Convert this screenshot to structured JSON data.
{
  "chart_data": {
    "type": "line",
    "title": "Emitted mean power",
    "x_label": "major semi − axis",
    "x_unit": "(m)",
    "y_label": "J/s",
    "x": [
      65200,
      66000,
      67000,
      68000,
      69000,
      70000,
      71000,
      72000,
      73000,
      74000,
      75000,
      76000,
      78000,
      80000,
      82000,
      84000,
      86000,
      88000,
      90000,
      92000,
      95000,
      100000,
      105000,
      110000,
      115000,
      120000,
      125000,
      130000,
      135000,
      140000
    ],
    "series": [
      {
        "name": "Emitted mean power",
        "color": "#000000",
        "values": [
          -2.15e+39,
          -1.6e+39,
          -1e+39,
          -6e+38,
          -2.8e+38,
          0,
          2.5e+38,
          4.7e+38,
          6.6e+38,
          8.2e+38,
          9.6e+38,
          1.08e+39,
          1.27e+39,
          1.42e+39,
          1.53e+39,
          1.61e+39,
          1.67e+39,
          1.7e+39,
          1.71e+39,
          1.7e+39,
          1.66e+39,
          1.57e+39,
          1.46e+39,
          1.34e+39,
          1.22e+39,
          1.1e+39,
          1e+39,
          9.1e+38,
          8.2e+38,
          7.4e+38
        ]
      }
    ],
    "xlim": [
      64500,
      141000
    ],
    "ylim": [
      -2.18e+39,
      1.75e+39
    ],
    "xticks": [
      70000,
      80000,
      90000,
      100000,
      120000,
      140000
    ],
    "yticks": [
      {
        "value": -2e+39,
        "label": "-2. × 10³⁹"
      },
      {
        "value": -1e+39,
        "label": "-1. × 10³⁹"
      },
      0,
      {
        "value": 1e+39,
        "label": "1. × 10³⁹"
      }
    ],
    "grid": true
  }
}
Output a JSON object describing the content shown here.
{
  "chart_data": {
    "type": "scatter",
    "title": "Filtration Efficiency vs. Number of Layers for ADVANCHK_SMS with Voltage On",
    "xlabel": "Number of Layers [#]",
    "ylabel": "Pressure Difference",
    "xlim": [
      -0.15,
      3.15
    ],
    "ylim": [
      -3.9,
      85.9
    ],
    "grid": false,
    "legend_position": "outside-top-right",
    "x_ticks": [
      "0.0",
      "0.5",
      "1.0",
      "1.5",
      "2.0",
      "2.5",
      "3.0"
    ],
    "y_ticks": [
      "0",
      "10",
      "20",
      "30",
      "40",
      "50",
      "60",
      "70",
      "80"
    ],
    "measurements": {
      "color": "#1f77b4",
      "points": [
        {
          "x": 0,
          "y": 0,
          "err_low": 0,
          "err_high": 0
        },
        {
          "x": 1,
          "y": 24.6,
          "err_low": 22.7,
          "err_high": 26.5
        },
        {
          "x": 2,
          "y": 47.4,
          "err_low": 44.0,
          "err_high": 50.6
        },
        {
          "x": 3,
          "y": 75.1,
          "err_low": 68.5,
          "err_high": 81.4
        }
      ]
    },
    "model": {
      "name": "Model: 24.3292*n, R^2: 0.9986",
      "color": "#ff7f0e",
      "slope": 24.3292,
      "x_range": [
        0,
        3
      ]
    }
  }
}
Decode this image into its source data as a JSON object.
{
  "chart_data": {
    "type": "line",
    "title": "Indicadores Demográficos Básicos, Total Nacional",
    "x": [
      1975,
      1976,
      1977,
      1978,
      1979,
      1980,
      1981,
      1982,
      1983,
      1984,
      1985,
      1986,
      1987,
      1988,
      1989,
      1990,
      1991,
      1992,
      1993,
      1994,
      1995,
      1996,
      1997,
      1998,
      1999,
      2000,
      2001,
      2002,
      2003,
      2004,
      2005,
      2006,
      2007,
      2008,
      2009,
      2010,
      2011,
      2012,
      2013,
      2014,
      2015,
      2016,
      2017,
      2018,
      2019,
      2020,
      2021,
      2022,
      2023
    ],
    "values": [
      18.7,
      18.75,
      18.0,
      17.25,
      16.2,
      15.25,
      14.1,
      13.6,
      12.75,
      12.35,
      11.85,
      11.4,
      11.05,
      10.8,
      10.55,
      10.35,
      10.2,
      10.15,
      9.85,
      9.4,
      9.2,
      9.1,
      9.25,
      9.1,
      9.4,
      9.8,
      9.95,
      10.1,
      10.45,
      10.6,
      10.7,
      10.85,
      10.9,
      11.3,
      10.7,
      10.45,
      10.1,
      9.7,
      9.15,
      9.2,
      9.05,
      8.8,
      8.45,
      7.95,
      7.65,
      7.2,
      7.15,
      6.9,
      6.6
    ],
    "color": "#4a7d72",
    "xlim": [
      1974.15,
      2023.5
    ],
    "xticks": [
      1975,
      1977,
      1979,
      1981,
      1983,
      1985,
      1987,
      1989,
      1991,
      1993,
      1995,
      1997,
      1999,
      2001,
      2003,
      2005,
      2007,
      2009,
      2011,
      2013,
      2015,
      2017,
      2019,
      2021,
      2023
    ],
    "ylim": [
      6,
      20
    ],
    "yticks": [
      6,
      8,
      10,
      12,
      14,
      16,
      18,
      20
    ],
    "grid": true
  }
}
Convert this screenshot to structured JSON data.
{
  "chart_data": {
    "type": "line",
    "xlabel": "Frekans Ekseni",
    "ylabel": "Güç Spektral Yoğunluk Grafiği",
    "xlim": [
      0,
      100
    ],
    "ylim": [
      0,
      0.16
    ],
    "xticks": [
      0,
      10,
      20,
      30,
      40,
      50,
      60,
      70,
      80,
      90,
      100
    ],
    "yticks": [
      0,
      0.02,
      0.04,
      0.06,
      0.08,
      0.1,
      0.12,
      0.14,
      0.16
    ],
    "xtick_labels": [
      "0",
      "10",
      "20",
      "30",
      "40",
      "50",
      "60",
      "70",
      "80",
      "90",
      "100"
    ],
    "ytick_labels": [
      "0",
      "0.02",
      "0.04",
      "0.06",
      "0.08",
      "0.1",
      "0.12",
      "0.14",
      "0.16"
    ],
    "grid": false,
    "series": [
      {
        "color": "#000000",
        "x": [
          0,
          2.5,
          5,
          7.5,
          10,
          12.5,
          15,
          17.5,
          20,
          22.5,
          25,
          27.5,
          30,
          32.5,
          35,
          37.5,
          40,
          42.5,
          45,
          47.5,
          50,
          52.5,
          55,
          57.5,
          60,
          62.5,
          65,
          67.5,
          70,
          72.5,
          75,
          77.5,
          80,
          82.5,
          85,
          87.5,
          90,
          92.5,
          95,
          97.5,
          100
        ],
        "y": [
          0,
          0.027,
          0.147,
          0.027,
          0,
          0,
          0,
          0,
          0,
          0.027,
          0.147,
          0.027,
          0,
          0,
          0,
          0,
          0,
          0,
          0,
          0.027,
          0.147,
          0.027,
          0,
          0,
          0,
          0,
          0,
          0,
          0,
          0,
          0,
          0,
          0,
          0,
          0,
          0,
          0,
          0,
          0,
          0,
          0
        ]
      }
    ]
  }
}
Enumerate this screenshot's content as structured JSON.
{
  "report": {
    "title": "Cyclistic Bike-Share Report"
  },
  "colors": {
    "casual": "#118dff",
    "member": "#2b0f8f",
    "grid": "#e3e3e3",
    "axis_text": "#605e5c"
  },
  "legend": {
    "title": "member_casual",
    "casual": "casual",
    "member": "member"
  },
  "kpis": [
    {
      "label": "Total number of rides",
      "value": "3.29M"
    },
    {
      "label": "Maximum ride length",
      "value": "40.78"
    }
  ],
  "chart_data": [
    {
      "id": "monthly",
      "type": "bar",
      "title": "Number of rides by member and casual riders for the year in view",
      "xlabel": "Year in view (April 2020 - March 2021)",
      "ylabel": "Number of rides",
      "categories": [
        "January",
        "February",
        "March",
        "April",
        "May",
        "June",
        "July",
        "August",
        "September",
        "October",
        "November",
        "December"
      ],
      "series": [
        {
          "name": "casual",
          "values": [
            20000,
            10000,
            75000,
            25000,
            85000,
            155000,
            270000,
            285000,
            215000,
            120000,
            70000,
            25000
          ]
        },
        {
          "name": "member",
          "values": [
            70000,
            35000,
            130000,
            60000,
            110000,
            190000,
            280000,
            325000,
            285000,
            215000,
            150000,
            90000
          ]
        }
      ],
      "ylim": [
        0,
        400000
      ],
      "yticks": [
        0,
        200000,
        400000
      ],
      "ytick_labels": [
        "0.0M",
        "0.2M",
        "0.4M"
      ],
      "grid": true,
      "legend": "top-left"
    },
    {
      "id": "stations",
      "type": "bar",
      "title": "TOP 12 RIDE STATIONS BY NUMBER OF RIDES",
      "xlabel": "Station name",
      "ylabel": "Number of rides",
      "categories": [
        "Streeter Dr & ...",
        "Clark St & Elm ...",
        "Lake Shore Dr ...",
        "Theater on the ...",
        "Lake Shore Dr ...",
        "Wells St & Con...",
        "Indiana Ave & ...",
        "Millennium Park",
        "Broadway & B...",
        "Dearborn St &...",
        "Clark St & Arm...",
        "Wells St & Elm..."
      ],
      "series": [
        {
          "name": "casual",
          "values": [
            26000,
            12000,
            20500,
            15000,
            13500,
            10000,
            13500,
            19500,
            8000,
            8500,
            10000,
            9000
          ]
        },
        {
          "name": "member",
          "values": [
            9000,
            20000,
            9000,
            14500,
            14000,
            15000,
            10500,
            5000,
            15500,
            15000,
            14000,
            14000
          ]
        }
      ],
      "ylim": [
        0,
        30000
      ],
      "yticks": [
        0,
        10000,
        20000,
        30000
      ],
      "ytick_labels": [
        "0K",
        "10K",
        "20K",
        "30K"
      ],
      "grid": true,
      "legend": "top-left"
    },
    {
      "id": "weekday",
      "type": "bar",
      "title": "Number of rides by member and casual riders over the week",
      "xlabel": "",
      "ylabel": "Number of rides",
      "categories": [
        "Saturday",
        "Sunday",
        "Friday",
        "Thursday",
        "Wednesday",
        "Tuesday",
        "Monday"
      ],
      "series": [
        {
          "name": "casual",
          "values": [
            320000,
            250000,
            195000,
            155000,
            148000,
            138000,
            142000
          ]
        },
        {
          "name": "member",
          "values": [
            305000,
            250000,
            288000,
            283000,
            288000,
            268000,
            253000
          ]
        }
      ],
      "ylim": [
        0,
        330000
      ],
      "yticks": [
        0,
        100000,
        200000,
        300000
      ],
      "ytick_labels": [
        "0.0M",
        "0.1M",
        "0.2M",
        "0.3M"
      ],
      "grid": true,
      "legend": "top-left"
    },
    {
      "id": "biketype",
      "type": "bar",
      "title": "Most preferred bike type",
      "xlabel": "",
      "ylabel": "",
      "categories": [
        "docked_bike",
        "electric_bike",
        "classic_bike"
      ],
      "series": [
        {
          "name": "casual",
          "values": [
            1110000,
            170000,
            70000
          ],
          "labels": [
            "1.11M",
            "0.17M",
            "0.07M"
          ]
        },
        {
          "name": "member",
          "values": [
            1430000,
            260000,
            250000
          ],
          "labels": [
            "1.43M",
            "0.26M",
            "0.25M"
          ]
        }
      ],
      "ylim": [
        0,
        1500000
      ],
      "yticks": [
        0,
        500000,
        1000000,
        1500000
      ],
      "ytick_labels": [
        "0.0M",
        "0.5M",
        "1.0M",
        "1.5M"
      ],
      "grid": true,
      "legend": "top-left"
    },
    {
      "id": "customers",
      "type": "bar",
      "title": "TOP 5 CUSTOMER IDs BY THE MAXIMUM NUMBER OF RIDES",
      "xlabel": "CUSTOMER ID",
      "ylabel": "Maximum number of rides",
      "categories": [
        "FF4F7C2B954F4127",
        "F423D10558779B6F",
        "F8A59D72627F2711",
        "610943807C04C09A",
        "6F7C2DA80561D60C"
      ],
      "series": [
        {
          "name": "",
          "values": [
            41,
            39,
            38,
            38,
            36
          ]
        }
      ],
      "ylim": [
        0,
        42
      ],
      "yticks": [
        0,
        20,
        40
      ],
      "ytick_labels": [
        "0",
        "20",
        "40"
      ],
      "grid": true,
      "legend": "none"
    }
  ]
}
....
YOUR TASK: Locate all lines that include the word "view" and copy them out.

ANSWER IN FULL:
      "title": "Number of rides by member and casual riders for the year in view",
      "xlabel": "Year in view (April 2020 - March 2021)",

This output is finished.